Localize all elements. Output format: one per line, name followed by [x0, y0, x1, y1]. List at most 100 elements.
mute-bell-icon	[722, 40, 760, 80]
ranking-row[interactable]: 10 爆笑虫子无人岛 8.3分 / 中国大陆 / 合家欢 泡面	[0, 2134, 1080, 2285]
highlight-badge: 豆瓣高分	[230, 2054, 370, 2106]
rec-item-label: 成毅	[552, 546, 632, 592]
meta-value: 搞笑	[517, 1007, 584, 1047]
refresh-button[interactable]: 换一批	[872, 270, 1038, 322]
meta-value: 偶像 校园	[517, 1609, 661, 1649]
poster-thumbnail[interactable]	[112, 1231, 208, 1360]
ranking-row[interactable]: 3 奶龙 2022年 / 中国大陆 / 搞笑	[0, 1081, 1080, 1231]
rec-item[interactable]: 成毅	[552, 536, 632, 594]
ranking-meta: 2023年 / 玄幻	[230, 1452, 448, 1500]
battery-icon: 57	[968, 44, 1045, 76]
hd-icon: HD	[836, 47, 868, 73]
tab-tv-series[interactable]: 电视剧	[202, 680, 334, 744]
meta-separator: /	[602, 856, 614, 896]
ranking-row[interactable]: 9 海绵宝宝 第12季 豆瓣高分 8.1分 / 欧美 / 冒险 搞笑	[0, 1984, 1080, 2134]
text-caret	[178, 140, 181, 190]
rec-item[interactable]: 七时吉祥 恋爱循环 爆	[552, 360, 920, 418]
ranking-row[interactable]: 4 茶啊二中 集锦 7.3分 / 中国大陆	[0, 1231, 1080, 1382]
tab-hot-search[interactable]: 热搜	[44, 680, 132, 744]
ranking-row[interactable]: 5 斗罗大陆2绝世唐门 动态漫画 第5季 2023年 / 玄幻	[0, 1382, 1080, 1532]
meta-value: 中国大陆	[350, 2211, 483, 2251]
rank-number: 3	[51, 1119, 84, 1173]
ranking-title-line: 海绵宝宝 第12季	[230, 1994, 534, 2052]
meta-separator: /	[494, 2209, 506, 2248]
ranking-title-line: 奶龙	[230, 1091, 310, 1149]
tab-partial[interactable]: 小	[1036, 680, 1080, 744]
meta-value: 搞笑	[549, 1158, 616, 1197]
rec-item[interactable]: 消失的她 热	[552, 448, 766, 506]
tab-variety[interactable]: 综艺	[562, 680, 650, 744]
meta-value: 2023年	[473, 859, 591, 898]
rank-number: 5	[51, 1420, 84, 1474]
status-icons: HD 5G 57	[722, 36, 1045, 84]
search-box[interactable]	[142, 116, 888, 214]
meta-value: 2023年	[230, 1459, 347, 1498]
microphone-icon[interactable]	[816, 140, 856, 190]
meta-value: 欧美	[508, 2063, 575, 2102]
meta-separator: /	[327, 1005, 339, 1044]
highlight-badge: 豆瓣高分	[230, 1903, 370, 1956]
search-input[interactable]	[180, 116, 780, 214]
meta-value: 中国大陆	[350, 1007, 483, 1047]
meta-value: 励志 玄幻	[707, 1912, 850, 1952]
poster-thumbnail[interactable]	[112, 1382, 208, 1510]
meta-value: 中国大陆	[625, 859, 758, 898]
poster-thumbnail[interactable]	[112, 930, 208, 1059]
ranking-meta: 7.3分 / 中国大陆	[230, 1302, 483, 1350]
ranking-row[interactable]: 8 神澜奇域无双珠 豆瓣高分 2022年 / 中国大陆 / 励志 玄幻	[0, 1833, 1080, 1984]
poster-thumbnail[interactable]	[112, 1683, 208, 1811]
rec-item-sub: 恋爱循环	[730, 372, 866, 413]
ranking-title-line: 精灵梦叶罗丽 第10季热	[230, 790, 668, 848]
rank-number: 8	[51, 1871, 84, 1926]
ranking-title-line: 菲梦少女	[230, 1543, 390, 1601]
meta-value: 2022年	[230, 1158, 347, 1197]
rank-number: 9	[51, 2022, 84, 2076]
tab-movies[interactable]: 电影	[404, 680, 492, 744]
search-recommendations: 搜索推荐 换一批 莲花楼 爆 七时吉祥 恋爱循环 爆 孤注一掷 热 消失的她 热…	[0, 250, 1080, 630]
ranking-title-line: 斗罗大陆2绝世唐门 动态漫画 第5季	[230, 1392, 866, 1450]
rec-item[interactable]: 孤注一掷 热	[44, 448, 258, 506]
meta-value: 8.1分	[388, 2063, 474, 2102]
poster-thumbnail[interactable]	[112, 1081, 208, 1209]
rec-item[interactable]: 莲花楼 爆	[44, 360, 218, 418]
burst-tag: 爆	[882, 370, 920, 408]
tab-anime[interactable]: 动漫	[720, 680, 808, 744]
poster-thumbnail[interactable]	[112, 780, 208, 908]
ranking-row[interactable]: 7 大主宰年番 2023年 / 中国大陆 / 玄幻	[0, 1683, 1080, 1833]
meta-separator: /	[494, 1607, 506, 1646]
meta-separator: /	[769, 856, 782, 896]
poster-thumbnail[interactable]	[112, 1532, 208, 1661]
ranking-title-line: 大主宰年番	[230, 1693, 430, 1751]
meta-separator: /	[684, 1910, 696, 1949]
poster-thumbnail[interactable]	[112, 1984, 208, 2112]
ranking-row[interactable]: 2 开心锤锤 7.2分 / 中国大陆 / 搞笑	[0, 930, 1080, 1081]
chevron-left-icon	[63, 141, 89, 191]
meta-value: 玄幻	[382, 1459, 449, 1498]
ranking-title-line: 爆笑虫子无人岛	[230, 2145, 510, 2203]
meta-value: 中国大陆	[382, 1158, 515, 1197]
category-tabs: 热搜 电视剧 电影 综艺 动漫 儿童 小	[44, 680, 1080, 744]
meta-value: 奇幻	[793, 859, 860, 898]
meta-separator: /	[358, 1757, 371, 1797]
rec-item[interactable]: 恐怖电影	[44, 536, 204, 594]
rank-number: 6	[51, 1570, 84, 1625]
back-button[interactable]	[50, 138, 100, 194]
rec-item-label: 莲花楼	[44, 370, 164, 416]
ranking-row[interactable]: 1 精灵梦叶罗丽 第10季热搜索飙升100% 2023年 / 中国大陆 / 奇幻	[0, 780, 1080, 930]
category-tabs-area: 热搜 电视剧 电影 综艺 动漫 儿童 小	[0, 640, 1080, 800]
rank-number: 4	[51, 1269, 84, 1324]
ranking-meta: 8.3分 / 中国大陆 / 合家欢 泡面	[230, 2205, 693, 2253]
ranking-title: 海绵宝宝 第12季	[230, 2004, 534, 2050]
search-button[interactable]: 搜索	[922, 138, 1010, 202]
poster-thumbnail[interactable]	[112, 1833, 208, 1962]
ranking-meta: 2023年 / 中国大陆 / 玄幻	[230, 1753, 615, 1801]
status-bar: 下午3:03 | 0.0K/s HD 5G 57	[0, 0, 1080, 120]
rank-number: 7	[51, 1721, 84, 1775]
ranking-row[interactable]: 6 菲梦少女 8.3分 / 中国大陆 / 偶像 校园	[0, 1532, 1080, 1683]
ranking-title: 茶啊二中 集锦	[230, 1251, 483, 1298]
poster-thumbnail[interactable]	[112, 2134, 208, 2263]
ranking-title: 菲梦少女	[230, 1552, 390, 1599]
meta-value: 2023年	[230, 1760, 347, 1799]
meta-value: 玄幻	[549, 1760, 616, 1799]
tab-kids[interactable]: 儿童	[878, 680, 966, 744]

☆ ☆ ☆

## Given instruction
Transcribe every entry above line for line, keeping each character unchanged.

## Result below
Localize all elements. Output format: one per line, name followed by [x0, y0, x1, y1]. List at most 100 elements.
mute-bell-icon	[722, 40, 760, 80]
ranking-row[interactable]: 10 爆笑虫子无人岛 8.3分 / 中国大陆 / 合家欢 泡面	[0, 2134, 1080, 2285]
highlight-badge: 豆瓣高分	[230, 2054, 370, 2106]
rec-item-label: 成毅	[552, 546, 632, 592]
meta-value: 搞笑	[517, 1007, 584, 1047]
refresh-button[interactable]: 换一批	[872, 270, 1038, 322]
meta-value: 偶像 校园	[517, 1609, 661, 1649]
poster-thumbnail[interactable]	[112, 1231, 208, 1360]
ranking-row[interactable]: 3 奶龙 2022年 / 中国大陆 / 搞笑	[0, 1081, 1080, 1231]
rec-item[interactable]: 成毅	[552, 536, 632, 594]
ranking-meta: 2023年 / 玄幻	[230, 1452, 448, 1500]
battery-icon: 57	[968, 44, 1045, 76]
hd-icon: HD	[836, 47, 868, 73]
tab-tv-series[interactable]: 电视剧	[202, 680, 334, 744]
meta-separator: /	[602, 856, 614, 896]
ranking-row[interactable]: 9 海绵宝宝 第12季 豆瓣高分 8.1分 / 欧美 / 冒险 搞笑	[0, 1984, 1080, 2134]
text-caret	[178, 140, 181, 190]
rec-item[interactable]: 七时吉祥 恋爱循环 爆	[552, 360, 920, 418]
ranking-row[interactable]: 4 茶啊二中 集锦 7.3分 / 中国大陆	[0, 1231, 1080, 1382]
tab-hot-search[interactable]: 热搜	[44, 680, 132, 744]
ranking-row[interactable]: 5 斗罗大陆2绝世唐门 动态漫画 第5季 2023年 / 玄幻	[0, 1382, 1080, 1532]
meta-value: 中国大陆	[350, 2211, 483, 2251]
rank-number: 3	[51, 1119, 84, 1173]
ranking-title-line: 海绵宝宝 第12季	[230, 1994, 534, 2052]
meta-separator: /	[494, 2209, 506, 2248]
ranking-title-line: 奶龙	[230, 1091, 310, 1149]
tab-partial[interactable]: 小	[1036, 680, 1080, 744]
meta-value: 搞笑	[549, 1158, 616, 1197]
rec-item[interactable]: 消失的她 热	[552, 448, 766, 506]
tab-variety[interactable]: 综艺	[562, 680, 650, 744]
meta-value: 2023年	[473, 859, 591, 898]
rank-number: 5	[51, 1420, 84, 1474]
status-icons: HD 5G 57	[722, 36, 1045, 84]
search-box[interactable]	[142, 116, 888, 214]
meta-value: 2023年	[230, 1459, 347, 1498]
microphone-icon[interactable]	[816, 140, 856, 190]
meta-value: 欧美	[508, 2063, 575, 2102]
meta-separator: /	[327, 1005, 339, 1044]
highlight-badge: 豆瓣高分	[230, 1903, 370, 1956]
search-input[interactable]	[180, 116, 780, 214]
meta-value: 中国大陆	[350, 1007, 483, 1047]
meta-value: 励志 玄幻	[707, 1912, 850, 1952]
poster-thumbnail[interactable]	[112, 1382, 208, 1510]
meta-value: 中国大陆	[625, 859, 758, 898]
poster-thumbnail[interactable]	[112, 930, 208, 1059]
ranking-meta: 7.3分 / 中国大陆	[230, 1302, 483, 1350]
ranking-row[interactable]: 8 神澜奇域无双珠 豆瓣高分 2022年 / 中国大陆 / 励志 玄幻	[0, 1833, 1080, 1984]
poster-thumbnail[interactable]	[112, 1683, 208, 1811]
rec-item-sub: 恋爱循环	[730, 372, 866, 413]
ranking-title-line: 精灵梦叶罗丽 第10季热	[230, 790, 668, 848]
rank-number: 8	[51, 1871, 84, 1926]
ranking-title-line: 菲梦少女	[230, 1543, 390, 1601]
meta-value: 2022年	[230, 1158, 347, 1197]
rank-number: 9	[51, 2022, 84, 2076]
tab-movies[interactable]: 电影	[404, 680, 492, 744]
search-recommendations: 搜索推荐 换一批 莲花楼 爆 七时吉祥 恋爱循环 爆 孤注一掷 热 消失的她 热…	[0, 250, 1080, 630]
ranking-title-line: 斗罗大陆2绝世唐门 动态漫画 第5季	[230, 1392, 866, 1450]
rec-item[interactable]: 孤注一掷 热	[44, 448, 258, 506]
meta-value: 8.1分	[388, 2063, 474, 2102]
poster-thumbnail[interactable]	[112, 1081, 208, 1209]
rec-item[interactable]: 莲花楼 爆	[44, 360, 218, 418]
burst-tag: 爆	[882, 370, 920, 408]
tab-anime[interactable]: 动漫	[720, 680, 808, 744]
poster-thumbnail[interactable]	[112, 780, 208, 908]
ranking-row[interactable]: 7 大主宰年番 2023年 / 中国大陆 / 玄幻	[0, 1683, 1080, 1833]
meta-separator: /	[494, 1607, 506, 1646]
meta-separator: /	[769, 856, 782, 896]
poster-thumbnail[interactable]	[112, 1532, 208, 1661]
ranking-title-line: 大主宰年番	[230, 1693, 430, 1751]
meta-separator: /	[684, 1910, 696, 1949]
poster-thumbnail[interactable]	[112, 1984, 208, 2112]
ranking-row[interactable]: 2 开心锤锤 7.2分 / 中国大陆 / 搞笑	[0, 930, 1080, 1081]
chevron-left-icon	[63, 141, 89, 191]
meta-value: 玄幻	[382, 1459, 449, 1498]
ranking-title-line: 爆笑虫子无人岛	[230, 2145, 510, 2203]
meta-value: 中国大陆	[382, 1158, 515, 1197]
category-tabs: 热搜 电视剧 电影 综艺 动漫 儿童 小	[44, 680, 1080, 744]
meta-value: 奇幻	[793, 859, 860, 898]
meta-separator: /	[358, 1757, 371, 1797]
rec-item[interactable]: 恐怖电影	[44, 536, 204, 594]
rank-number: 6	[51, 1570, 84, 1625]
back-button[interactable]	[50, 138, 100, 194]
rec-item-label: 莲花楼	[44, 370, 164, 416]
ranking-row[interactable]: 1 精灵梦叶罗丽 第10季热搜索飙升100% 2023年 / 中国大陆 / 奇幻	[0, 780, 1080, 930]
category-tabs-area: 热搜 电视剧 电影 综艺 动漫 儿童 小	[0, 640, 1080, 800]
rank-number: 4	[51, 1269, 84, 1324]
ranking-meta: 8.3分 / 中国大陆 / 合家欢 泡面	[230, 2205, 693, 2253]
ranking-title: 海绵宝宝 第12季	[230, 2004, 534, 2050]
search-button[interactable]: 搜索	[922, 138, 1010, 202]
poster-thumbnail[interactable]	[112, 1833, 208, 1962]
ranking-meta: 2023年 / 中国大陆 / 玄幻	[230, 1753, 615, 1801]
status-bar: 下午3:03 | 0.0K/s HD 5G 57	[0, 0, 1080, 120]
rank-number: 7	[51, 1721, 84, 1775]
ranking-row[interactable]: 6 菲梦少女 8.3分 / 中国大陆 / 偶像 校园	[0, 1532, 1080, 1683]
ranking-title: 茶啊二中 集锦	[230, 1251, 483, 1298]
poster-thumbnail[interactable]	[112, 2134, 208, 2263]
ranking-title: 菲梦少女	[230, 1552, 390, 1599]
meta-value: 2023年	[230, 1760, 347, 1799]
meta-value: 玄幻	[549, 1760, 616, 1799]
tab-kids[interactable]: 儿童	[878, 680, 966, 744]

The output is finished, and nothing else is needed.